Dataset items
....

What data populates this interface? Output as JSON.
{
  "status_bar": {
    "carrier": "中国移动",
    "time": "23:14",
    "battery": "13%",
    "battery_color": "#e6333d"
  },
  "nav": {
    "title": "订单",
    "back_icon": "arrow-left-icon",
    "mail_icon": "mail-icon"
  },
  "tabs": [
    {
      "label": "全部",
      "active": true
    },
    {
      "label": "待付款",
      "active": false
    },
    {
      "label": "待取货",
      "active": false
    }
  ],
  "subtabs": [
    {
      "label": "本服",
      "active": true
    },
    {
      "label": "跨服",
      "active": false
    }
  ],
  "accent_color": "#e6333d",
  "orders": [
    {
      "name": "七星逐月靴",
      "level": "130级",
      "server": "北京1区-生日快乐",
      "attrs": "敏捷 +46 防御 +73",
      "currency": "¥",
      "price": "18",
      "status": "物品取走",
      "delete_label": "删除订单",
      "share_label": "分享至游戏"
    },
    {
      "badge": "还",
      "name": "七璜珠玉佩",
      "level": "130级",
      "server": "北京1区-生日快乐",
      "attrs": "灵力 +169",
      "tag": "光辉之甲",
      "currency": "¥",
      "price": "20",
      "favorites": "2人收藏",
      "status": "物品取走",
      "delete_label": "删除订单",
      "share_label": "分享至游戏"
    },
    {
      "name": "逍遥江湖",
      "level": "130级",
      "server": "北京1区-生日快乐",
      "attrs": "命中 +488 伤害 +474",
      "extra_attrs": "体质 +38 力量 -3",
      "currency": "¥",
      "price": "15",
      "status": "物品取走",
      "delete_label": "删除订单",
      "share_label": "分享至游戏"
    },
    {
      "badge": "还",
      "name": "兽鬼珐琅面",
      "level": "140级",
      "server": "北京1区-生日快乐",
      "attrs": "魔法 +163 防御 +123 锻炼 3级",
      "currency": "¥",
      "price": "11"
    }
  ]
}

....

Request:
Search the lines for "icon". Copy each line that has it.

Task solution:
    "back_icon": "arrow-left-icon",
    "mail_icon": "mail-icon"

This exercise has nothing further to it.